INFORMATION SUPPLIED:

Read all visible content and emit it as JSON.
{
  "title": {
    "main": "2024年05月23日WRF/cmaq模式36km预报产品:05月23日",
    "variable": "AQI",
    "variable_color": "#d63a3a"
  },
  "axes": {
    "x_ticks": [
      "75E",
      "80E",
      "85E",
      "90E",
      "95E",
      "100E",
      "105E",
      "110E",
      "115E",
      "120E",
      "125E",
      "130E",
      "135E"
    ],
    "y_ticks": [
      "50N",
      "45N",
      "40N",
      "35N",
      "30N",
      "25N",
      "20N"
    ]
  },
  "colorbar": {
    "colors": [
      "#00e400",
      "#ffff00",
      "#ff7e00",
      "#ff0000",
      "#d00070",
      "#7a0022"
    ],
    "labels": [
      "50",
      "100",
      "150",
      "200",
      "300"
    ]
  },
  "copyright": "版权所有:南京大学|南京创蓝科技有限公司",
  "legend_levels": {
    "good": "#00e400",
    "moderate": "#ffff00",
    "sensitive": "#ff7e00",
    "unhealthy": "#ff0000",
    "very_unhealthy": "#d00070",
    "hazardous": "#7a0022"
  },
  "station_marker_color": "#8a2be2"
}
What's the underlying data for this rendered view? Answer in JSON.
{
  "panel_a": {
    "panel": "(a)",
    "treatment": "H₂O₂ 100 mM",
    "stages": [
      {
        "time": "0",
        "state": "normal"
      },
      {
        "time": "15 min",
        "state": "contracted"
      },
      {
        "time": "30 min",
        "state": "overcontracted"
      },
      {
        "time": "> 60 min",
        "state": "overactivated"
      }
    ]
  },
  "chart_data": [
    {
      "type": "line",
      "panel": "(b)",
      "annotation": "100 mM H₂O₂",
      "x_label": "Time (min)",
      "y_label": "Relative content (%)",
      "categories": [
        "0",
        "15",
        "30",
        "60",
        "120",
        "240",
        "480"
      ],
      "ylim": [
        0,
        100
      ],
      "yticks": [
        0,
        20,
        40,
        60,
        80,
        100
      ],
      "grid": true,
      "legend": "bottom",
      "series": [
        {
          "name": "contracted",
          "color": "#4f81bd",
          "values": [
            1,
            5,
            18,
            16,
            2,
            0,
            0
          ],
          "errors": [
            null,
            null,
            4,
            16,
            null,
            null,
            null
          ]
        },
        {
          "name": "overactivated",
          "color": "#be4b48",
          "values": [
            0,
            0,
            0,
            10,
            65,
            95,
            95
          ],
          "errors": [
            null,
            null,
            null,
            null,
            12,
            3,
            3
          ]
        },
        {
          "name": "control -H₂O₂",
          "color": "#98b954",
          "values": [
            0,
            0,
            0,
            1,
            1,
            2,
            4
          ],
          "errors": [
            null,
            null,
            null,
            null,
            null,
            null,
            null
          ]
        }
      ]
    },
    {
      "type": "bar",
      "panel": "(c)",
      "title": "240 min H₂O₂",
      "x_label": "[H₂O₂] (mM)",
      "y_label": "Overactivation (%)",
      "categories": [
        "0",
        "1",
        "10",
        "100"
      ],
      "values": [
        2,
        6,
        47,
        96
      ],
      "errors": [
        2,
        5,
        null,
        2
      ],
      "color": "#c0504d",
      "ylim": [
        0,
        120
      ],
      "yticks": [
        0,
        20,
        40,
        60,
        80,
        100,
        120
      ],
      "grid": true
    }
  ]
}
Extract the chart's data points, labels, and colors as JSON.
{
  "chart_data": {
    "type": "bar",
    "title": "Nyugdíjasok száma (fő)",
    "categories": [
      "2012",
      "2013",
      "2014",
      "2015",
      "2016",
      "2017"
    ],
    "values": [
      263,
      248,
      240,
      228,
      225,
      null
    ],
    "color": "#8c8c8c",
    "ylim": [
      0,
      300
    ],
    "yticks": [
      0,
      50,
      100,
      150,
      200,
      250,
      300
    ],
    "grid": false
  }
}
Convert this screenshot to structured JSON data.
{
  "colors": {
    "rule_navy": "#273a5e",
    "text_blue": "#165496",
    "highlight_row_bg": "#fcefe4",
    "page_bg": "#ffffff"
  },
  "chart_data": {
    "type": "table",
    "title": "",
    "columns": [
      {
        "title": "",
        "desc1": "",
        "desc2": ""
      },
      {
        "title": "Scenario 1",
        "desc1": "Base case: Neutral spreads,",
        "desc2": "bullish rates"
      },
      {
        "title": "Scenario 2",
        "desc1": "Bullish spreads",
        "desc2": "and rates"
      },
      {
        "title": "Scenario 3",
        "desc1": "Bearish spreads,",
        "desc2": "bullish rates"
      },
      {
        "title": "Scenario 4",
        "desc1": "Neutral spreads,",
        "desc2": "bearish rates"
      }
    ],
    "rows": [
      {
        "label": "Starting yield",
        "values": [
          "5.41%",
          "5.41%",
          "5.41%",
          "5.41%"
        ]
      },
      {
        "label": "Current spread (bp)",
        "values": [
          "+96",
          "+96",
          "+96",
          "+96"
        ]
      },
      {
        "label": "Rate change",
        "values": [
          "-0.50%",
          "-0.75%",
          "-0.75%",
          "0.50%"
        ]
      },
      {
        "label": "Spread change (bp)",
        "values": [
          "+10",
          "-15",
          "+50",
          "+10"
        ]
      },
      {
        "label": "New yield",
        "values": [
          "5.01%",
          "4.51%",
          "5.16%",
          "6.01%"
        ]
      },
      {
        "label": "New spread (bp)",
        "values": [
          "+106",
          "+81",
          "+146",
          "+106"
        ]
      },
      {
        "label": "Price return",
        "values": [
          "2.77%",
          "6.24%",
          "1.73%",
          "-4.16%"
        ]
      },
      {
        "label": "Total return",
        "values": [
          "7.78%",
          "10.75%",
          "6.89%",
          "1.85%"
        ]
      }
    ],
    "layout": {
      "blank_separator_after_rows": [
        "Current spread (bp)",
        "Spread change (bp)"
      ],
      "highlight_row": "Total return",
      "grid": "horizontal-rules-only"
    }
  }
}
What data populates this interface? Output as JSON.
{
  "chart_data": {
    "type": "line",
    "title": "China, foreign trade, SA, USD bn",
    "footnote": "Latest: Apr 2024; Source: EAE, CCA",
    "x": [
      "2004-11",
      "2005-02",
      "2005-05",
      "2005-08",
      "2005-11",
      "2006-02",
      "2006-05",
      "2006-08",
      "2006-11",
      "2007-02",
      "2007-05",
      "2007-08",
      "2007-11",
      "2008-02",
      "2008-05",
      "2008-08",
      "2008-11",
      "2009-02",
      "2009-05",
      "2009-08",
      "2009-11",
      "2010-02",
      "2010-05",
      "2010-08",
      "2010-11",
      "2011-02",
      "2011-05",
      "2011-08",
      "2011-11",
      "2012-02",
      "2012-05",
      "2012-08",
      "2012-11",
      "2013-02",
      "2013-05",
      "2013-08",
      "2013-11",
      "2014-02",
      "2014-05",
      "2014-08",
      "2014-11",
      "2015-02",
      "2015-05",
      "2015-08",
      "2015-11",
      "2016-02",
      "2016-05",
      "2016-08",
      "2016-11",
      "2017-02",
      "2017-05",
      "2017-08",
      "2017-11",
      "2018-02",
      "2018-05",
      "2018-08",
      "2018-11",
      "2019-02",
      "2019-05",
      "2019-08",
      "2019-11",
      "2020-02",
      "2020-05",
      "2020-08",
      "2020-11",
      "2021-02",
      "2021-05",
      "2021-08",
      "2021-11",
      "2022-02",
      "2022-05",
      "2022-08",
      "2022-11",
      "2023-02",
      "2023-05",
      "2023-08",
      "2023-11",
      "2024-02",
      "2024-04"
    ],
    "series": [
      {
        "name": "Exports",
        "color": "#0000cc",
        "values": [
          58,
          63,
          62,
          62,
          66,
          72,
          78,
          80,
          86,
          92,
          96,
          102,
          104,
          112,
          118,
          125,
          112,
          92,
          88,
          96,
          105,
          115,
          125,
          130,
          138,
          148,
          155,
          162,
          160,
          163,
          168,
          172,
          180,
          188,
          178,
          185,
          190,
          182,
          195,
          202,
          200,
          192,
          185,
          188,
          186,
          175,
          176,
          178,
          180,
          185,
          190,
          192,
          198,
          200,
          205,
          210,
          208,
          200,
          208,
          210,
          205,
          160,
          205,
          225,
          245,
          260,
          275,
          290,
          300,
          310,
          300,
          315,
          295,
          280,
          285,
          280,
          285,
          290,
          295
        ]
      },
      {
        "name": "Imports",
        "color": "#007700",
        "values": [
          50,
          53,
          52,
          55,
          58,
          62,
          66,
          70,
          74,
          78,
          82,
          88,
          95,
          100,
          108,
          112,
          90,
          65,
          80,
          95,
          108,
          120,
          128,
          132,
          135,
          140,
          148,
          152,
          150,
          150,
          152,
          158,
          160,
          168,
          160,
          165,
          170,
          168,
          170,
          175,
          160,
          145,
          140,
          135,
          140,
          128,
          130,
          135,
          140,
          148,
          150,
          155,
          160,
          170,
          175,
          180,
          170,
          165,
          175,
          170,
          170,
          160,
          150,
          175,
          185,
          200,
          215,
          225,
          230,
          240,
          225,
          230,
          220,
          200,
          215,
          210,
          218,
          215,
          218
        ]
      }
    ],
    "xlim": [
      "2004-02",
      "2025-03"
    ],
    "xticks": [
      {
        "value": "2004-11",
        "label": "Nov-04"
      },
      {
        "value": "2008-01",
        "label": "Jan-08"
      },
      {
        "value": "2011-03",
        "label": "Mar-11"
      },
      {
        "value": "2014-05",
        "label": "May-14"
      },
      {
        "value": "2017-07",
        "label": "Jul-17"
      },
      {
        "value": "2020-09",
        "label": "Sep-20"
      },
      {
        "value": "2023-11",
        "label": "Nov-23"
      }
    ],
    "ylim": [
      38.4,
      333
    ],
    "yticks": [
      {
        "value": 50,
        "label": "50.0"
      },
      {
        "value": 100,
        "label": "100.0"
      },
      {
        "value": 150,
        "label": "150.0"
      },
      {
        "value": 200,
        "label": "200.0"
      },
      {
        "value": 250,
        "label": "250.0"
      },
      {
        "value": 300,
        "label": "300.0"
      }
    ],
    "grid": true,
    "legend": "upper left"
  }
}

WHAT THIS TASK INVOLVES: Give the number of lines in the material above that have the word "yield" in them, and nothing more.

RESULT OF THIS EXERCISE: 2